# Stated goal
Rewrite the entries below, changing every "console-line" to "log-line" and keeping everything else the same. Omit the pictures.

# Dataset excerpts
..............................
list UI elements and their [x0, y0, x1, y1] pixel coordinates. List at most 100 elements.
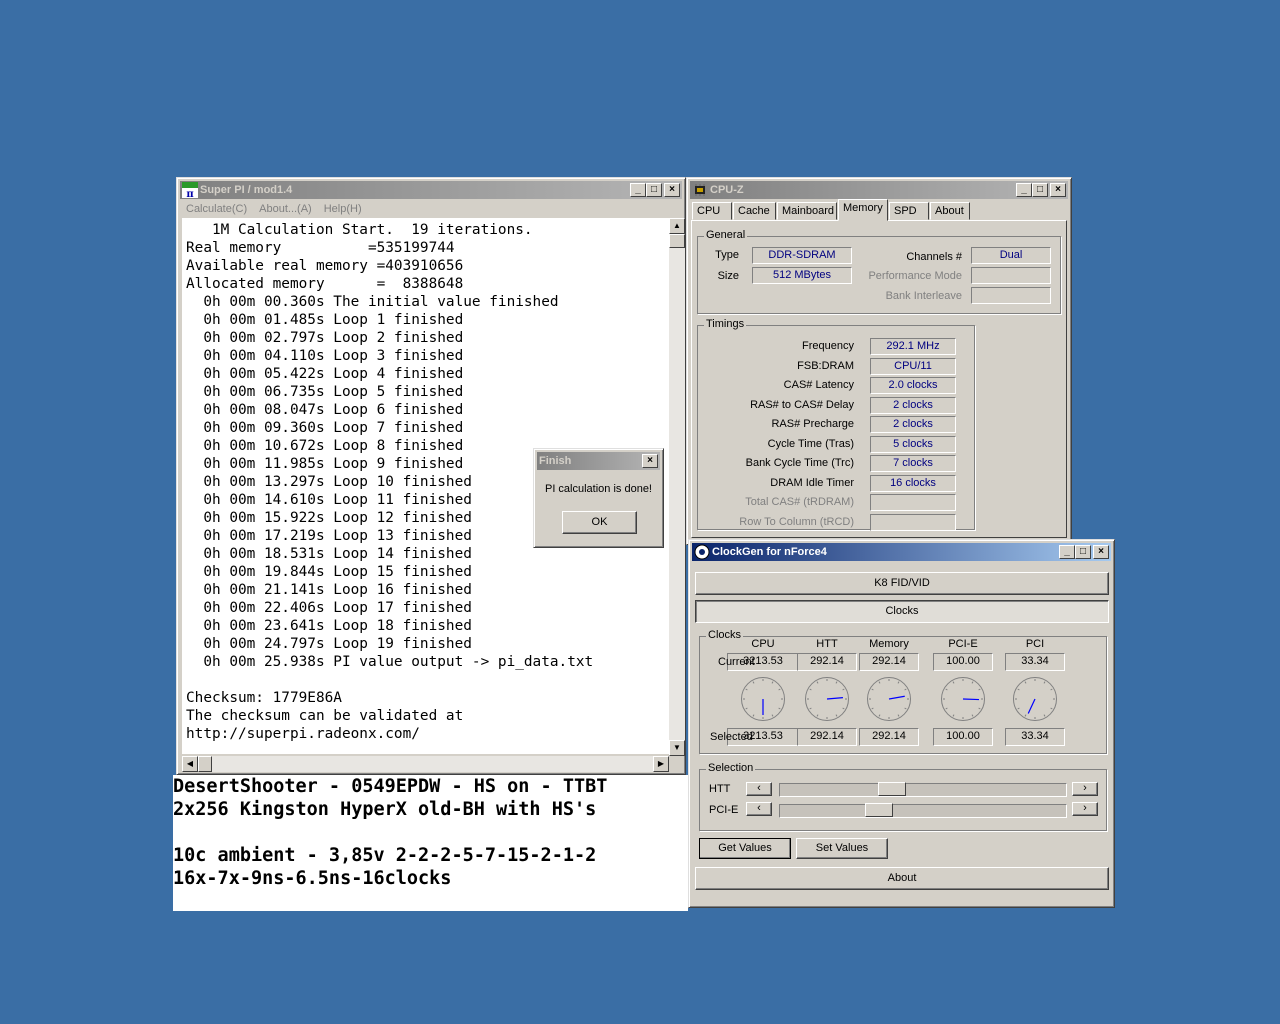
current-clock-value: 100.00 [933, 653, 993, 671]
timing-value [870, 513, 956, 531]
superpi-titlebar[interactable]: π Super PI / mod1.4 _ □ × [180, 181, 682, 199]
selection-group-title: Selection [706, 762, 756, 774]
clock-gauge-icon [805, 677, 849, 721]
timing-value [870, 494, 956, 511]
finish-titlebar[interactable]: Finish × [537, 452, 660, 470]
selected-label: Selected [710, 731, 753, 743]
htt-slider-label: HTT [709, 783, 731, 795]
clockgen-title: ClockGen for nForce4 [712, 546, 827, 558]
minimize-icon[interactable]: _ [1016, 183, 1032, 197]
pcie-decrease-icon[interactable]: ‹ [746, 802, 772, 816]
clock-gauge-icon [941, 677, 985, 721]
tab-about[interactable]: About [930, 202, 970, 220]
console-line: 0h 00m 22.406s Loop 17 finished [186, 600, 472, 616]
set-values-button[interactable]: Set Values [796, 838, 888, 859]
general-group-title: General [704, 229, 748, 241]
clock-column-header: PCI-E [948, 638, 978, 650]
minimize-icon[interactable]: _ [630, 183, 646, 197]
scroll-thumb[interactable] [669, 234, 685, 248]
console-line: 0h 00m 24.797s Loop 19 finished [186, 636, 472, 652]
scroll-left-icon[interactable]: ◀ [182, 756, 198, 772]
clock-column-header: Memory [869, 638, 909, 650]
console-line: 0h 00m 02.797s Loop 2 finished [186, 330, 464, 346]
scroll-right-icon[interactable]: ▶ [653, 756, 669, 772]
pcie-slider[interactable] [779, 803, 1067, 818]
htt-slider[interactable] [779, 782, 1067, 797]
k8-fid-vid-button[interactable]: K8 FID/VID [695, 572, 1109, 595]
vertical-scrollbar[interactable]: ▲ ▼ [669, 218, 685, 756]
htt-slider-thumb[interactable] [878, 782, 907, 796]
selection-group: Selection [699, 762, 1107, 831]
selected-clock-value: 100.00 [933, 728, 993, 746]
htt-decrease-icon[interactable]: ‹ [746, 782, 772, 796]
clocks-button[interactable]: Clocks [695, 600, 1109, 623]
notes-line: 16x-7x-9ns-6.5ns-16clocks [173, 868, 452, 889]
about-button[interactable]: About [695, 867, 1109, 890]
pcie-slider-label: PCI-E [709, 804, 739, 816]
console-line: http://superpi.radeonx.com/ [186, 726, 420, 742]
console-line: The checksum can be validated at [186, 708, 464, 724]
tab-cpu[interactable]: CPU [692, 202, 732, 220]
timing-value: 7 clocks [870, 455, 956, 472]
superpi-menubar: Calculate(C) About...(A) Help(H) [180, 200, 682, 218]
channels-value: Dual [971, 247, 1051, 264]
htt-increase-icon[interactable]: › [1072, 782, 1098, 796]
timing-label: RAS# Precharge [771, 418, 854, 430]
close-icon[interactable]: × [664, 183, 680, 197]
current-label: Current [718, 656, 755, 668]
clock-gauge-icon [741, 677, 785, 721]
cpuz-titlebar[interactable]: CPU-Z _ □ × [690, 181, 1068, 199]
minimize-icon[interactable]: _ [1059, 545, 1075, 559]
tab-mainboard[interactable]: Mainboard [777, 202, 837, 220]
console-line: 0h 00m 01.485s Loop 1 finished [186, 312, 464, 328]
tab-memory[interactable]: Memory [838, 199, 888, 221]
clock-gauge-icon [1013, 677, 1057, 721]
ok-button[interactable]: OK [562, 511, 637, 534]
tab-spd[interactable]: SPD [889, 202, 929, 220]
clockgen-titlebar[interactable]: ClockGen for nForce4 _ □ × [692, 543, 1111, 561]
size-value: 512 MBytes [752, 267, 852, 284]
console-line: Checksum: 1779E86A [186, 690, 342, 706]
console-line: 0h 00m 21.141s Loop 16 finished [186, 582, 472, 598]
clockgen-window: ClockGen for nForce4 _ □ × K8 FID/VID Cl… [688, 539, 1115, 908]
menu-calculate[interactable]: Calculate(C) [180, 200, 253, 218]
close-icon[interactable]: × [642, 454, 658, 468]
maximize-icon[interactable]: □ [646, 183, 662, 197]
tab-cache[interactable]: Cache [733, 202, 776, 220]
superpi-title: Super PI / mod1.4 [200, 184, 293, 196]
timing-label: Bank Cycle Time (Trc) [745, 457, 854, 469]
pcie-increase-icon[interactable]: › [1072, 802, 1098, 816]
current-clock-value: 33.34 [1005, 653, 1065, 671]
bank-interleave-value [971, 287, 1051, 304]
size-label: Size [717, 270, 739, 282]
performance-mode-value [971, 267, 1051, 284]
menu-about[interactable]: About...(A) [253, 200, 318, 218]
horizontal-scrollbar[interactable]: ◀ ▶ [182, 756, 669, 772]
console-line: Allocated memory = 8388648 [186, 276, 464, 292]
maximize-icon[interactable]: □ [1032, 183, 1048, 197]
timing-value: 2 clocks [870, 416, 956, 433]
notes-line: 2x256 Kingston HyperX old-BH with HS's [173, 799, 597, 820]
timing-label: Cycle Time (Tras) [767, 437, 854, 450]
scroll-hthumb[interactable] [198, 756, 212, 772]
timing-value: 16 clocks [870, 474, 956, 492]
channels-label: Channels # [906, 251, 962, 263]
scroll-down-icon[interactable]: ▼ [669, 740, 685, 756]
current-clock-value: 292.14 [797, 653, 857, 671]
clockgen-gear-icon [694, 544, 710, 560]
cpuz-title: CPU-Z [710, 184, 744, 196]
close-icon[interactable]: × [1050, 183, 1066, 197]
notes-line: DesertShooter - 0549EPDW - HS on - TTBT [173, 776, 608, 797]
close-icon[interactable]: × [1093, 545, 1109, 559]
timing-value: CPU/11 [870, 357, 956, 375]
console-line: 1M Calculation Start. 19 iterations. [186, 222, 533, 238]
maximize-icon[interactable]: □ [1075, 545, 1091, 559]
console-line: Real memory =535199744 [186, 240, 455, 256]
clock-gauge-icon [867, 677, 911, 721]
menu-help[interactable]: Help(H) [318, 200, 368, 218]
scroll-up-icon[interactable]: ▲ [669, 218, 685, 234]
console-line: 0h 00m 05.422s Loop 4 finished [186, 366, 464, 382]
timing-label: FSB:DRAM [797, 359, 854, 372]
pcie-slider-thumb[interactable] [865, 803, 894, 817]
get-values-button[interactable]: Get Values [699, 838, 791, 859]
..............................
# Correct output
list UI elements and their [x0, y0, x1, y1] pixel coordinates. List at most 100 elements.
current-clock-value: 100.00 [933, 653, 993, 671]
timing-value [870, 513, 956, 531]
superpi-titlebar[interactable]: π Super PI / mod1.4 _ □ × [180, 181, 682, 199]
selection-group-title: Selection [706, 762, 756, 774]
clock-gauge-icon [805, 677, 849, 721]
timing-value [870, 494, 956, 511]
finish-titlebar[interactable]: Finish × [537, 452, 660, 470]
selected-label: Selected [710, 731, 753, 743]
htt-slider-label: HTT [709, 783, 731, 795]
clockgen-title: ClockGen for nForce4 [712, 546, 827, 558]
minimize-icon[interactable]: _ [1016, 183, 1032, 197]
pcie-decrease-icon[interactable]: ‹ [746, 802, 772, 816]
clock-gauge-icon [941, 677, 985, 721]
tab-about[interactable]: About [930, 202, 970, 220]
log-line: 0h 00m 22.406s Loop 17 finished [186, 600, 472, 616]
set-values-button[interactable]: Set Values [796, 838, 888, 859]
general-group-title: General [704, 229, 748, 241]
clock-column-header: PCI-E [948, 638, 978, 650]
minimize-icon[interactable]: _ [630, 183, 646, 197]
scroll-thumb[interactable] [669, 234, 685, 248]
log-line: 0h 00m 24.797s Loop 19 finished [186, 636, 472, 652]
scroll-left-icon[interactable]: ◀ [182, 756, 198, 772]
clock-column-header: Memory [869, 638, 909, 650]
log-line: 0h 00m 02.797s Loop 2 finished [186, 330, 464, 346]
scroll-right-icon[interactable]: ▶ [653, 756, 669, 772]
pcie-slider[interactable] [779, 803, 1067, 818]
htt-slider[interactable] [779, 782, 1067, 797]
k8-fid-vid-button[interactable]: K8 FID/VID [695, 572, 1109, 595]
vertical-scrollbar[interactable]: ▲ ▼ [669, 218, 685, 756]
htt-slider-thumb[interactable] [878, 782, 907, 796]
selection-group: Selection [699, 762, 1107, 831]
selected-clock-value: 100.00 [933, 728, 993, 746]
htt-decrease-icon[interactable]: ‹ [746, 782, 772, 796]
clocks-button[interactable]: Clocks [695, 600, 1109, 623]
notes-line: 16x-7x-9ns-6.5ns-16clocks [173, 868, 452, 889]
about-button[interactable]: About [695, 867, 1109, 890]
pcie-slider-label: PCI-E [709, 804, 739, 816]
log-line: http://superpi.radeonx.com/ [186, 726, 420, 742]
log-line: The checksum can be validated at [186, 708, 464, 724]
tab-cpu[interactable]: CPU [692, 202, 732, 220]
timing-value: 7 clocks [870, 455, 956, 472]
superpi-menubar: Calculate(C) About...(A) Help(H) [180, 200, 682, 218]
channels-value: Dual [971, 247, 1051, 264]
htt-increase-icon[interactable]: › [1072, 782, 1098, 796]
timing-label: RAS# Precharge [771, 418, 854, 430]
close-icon[interactable]: × [664, 183, 680, 197]
current-label: Current [718, 656, 755, 668]
clock-gauge-icon [741, 677, 785, 721]
cpuz-titlebar[interactable]: CPU-Z _ □ × [690, 181, 1068, 199]
minimize-icon[interactable]: _ [1059, 545, 1075, 559]
tab-mainboard[interactable]: Mainboard [777, 202, 837, 220]
log-line: 0h 00m 01.485s Loop 1 finished [186, 312, 464, 328]
tab-memory[interactable]: Memory [838, 199, 888, 221]
clock-gauge-icon [1013, 677, 1057, 721]
ok-button[interactable]: OK [562, 511, 637, 534]
tab-spd[interactable]: SPD [889, 202, 929, 220]
clockgen-titlebar[interactable]: ClockGen for nForce4 _ □ × [692, 543, 1111, 561]
size-value: 512 MBytes [752, 267, 852, 284]
log-line: Checksum: 1779E86A [186, 690, 342, 706]
log-line: 0h 00m 21.141s Loop 16 finished [186, 582, 472, 598]
clockgen-window: ClockGen for nForce4 _ □ × K8 FID/VID Cl… [688, 539, 1115, 908]
menu-calculate[interactable]: Calculate(C) [180, 200, 253, 218]
close-icon[interactable]: × [642, 454, 658, 468]
maximize-icon[interactable]: □ [646, 183, 662, 197]
tab-cache[interactable]: Cache [733, 202, 776, 220]
superpi-title: Super PI / mod1.4 [200, 184, 293, 196]
timing-label: Bank Cycle Time (Trc) [745, 457, 854, 469]
pcie-increase-icon[interactable]: › [1072, 802, 1098, 816]
current-clock-value: 33.34 [1005, 653, 1065, 671]
bank-interleave-value [971, 287, 1051, 304]
size-label: Size [717, 270, 739, 282]
performance-mode-value [971, 267, 1051, 284]
menu-about[interactable]: About...(A) [253, 200, 318, 218]
horizontal-scrollbar[interactable]: ◀ ▶ [182, 756, 669, 772]
log-line: Allocated memory = 8388648 [186, 276, 464, 292]
maximize-icon[interactable]: □ [1032, 183, 1048, 197]
timing-value: 2 clocks [870, 416, 956, 433]
notes-line: 2x256 Kingston HyperX old-BH with HS's [173, 799, 597, 820]
timing-label: Cycle Time (Tras) [767, 437, 854, 450]
scroll-hthumb[interactable] [198, 756, 212, 772]
timing-value: 16 clocks [870, 474, 956, 492]
channels-label: Channels # [906, 251, 962, 263]
scroll-down-icon[interactable]: ▼ [669, 740, 685, 756]
current-clock-value: 292.14 [797, 653, 857, 671]
clockgen-gear-icon [694, 544, 710, 560]
cpuz-title: CPU-Z [710, 184, 744, 196]
close-icon[interactable]: × [1050, 183, 1066, 197]
notes-line: DesertShooter - 0549EPDW - HS on - TTBT [173, 776, 608, 797]
close-icon[interactable]: × [1093, 545, 1109, 559]
timing-value: CPU/11 [870, 357, 956, 375]
log-line: 1M Calculation Start. 19 iterations. [186, 222, 533, 238]
maximize-icon[interactable]: □ [1075, 545, 1091, 559]
log-line: Real memory =535199744 [186, 240, 455, 256]
clock-gauge-icon [867, 677, 911, 721]
menu-help[interactable]: Help(H) [318, 200, 368, 218]
scroll-up-icon[interactable]: ▲ [669, 218, 685, 234]
log-line: 0h 00m 05.422s Loop 4 finished [186, 366, 464, 382]
timing-label: FSB:DRAM [797, 359, 854, 372]
pcie-slider-thumb[interactable] [865, 803, 894, 817]
get-values-button[interactable]: Get Values [699, 838, 791, 859]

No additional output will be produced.